EXERCISE REQUIREMENTS:
Set out every line bearing the string "téma".

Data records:
____

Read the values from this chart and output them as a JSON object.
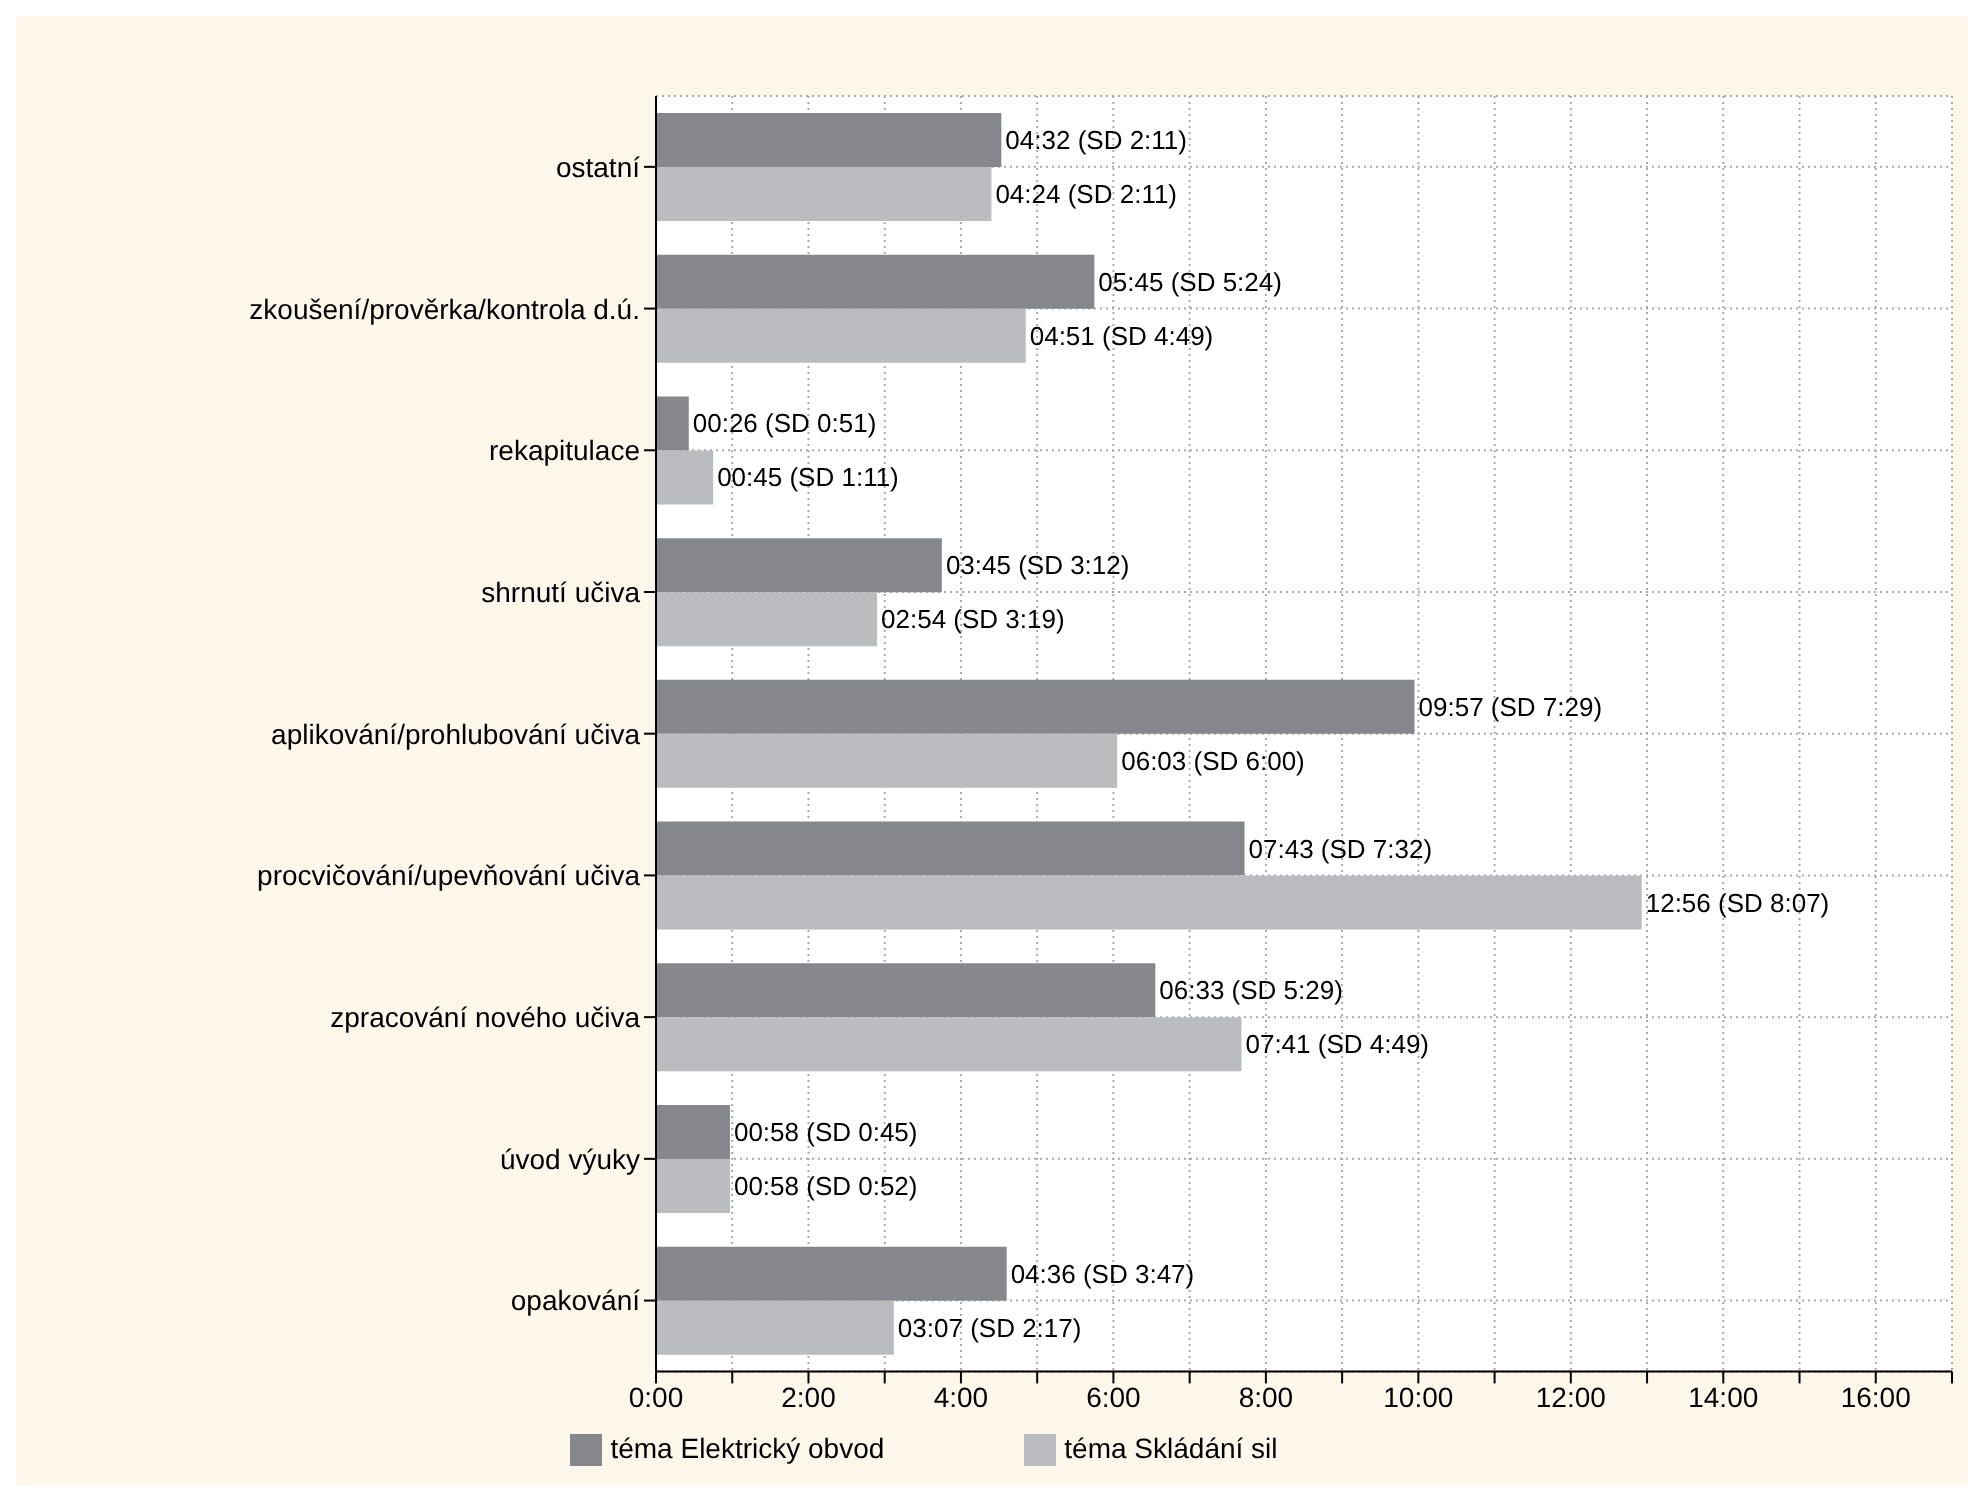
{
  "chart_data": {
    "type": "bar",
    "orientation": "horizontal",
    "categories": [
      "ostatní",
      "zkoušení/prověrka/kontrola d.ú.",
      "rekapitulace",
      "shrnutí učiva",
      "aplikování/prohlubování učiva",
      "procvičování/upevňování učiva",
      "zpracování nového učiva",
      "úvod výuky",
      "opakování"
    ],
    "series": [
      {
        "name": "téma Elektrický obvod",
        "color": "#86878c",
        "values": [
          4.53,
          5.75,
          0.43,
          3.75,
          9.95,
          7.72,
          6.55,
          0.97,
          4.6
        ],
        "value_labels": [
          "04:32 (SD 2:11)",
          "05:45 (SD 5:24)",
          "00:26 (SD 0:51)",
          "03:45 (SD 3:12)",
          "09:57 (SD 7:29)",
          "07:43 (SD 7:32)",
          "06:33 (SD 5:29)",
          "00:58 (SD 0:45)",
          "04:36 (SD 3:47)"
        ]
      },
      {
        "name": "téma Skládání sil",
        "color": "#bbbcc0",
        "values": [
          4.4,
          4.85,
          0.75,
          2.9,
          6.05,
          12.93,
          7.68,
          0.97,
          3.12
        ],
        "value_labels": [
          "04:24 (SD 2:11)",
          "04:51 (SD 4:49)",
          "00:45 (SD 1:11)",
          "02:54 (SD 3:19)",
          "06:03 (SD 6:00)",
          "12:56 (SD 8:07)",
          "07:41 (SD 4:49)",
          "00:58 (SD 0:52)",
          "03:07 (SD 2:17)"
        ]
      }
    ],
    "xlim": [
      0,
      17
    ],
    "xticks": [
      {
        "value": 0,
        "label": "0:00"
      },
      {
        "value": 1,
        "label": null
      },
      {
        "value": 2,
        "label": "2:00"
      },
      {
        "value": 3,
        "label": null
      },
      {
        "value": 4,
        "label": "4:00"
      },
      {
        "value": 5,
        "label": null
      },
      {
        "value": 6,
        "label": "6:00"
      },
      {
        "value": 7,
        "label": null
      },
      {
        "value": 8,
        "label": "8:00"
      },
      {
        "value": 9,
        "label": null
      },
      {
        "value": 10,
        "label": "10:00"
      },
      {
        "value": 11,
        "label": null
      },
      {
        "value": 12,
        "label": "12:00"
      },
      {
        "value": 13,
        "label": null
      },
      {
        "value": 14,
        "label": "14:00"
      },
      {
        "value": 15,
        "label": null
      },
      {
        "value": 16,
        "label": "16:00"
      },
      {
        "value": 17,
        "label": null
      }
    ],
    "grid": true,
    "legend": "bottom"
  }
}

____

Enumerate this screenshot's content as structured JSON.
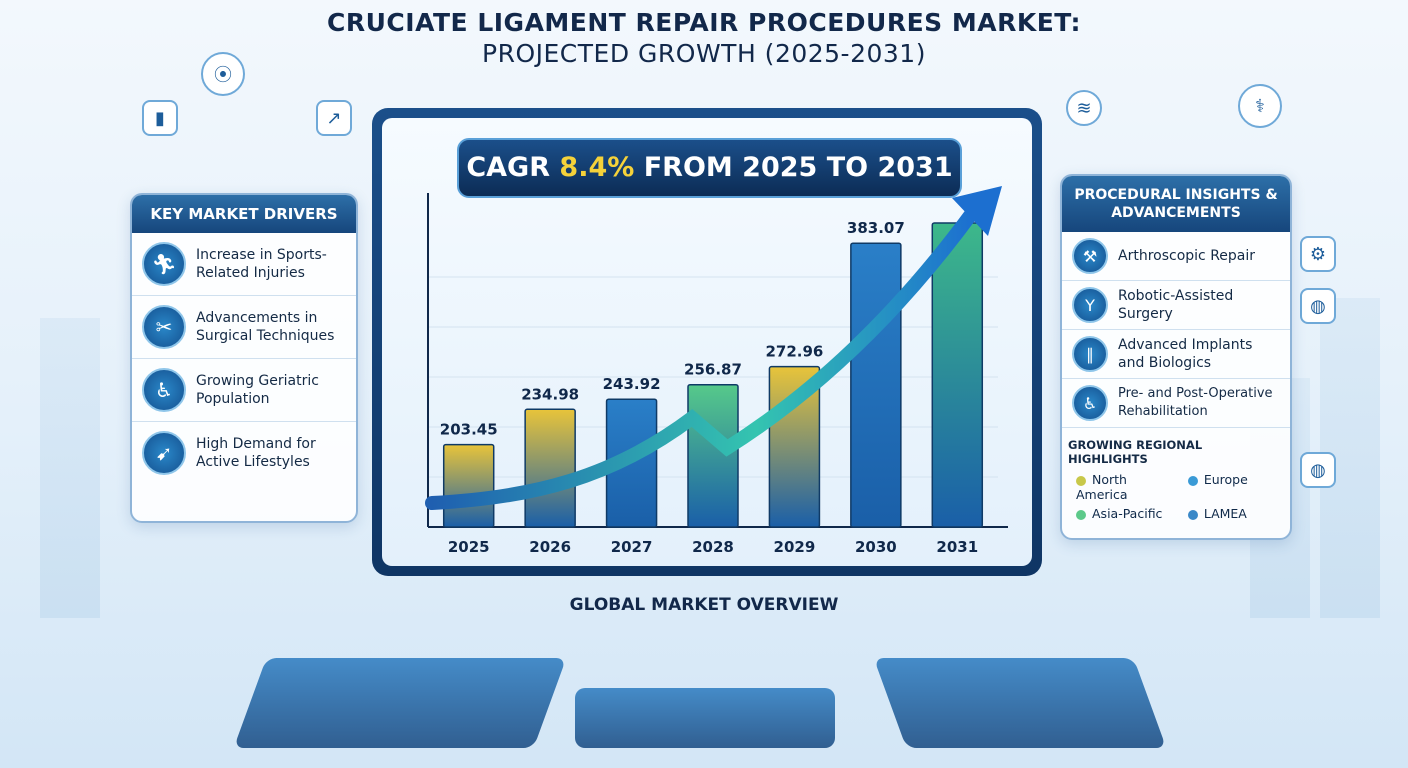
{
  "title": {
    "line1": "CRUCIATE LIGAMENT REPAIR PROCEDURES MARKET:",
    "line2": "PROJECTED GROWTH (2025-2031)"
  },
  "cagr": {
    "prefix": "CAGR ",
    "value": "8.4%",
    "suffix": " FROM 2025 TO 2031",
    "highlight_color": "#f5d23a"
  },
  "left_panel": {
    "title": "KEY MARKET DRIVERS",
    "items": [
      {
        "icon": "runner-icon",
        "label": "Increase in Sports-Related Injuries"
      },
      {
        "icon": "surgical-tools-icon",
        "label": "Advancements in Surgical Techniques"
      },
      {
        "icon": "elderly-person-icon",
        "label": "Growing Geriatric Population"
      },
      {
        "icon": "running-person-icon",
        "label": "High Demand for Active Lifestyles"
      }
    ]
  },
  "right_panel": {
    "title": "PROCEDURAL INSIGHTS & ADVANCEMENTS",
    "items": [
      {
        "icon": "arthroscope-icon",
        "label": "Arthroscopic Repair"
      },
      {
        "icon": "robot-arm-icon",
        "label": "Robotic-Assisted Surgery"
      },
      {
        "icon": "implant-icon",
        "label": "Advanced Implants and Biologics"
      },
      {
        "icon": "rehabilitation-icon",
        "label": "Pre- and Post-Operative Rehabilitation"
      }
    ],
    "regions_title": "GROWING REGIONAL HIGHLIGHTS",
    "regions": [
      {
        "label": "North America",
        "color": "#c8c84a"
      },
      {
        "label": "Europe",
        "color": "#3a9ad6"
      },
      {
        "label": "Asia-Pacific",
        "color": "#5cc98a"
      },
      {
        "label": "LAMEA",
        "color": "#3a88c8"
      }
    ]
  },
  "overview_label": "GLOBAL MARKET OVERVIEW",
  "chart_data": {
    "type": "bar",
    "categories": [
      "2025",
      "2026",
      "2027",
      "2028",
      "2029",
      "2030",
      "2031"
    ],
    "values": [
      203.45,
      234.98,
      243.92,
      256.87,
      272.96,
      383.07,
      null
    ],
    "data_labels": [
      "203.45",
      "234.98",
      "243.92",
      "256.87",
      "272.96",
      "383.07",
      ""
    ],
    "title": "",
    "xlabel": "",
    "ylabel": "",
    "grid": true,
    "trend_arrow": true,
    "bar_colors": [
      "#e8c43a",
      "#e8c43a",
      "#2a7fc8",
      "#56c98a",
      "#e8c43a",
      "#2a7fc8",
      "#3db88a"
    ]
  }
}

____

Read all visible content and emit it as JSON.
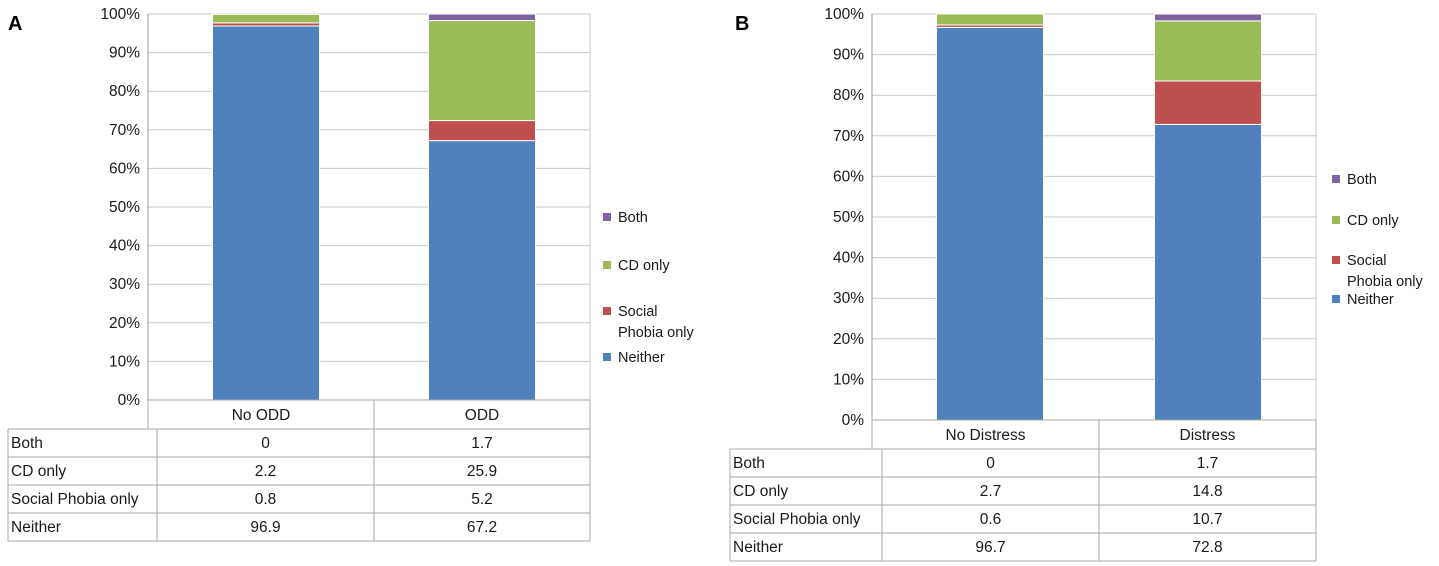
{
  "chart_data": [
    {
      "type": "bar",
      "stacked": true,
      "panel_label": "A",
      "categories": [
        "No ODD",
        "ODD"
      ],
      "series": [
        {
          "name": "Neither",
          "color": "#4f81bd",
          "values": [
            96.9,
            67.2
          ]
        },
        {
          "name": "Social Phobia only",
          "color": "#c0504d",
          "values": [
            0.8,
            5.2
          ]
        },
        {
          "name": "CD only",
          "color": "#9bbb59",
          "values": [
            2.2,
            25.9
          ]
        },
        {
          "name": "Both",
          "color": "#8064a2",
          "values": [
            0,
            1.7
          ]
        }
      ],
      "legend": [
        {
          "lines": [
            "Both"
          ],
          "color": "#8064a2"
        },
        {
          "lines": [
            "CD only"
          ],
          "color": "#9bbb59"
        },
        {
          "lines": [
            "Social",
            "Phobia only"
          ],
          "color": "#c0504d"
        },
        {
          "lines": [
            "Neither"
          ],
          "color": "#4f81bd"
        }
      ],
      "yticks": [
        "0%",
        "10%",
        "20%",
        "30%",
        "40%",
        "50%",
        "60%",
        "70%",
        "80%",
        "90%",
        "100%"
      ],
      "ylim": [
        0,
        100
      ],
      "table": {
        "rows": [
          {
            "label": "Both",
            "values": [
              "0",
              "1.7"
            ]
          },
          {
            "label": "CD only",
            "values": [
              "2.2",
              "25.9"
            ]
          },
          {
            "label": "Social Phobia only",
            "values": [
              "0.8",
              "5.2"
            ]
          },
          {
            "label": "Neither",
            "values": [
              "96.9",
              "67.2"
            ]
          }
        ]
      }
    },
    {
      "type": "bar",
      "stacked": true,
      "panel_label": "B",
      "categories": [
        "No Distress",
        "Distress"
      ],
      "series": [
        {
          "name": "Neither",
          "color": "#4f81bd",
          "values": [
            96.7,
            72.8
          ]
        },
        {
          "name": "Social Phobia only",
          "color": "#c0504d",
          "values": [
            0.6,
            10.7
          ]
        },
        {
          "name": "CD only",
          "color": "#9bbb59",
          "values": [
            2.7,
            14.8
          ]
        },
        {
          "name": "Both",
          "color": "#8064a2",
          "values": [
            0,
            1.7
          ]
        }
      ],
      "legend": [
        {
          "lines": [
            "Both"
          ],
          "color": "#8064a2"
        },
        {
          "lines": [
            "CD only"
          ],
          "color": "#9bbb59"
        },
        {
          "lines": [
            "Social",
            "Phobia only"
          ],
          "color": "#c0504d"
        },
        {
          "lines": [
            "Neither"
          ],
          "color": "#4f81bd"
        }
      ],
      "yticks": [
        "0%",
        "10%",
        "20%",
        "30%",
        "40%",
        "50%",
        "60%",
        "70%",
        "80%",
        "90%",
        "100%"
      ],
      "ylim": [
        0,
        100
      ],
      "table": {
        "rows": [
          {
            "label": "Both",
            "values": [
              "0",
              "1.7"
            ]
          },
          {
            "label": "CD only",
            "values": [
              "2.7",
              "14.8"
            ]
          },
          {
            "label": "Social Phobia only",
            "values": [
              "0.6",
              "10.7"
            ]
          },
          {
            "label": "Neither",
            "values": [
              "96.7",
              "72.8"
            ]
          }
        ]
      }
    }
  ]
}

____

REPLY:
        "name": "téma Elektrický obvod",
        "name": "téma Skládání sil",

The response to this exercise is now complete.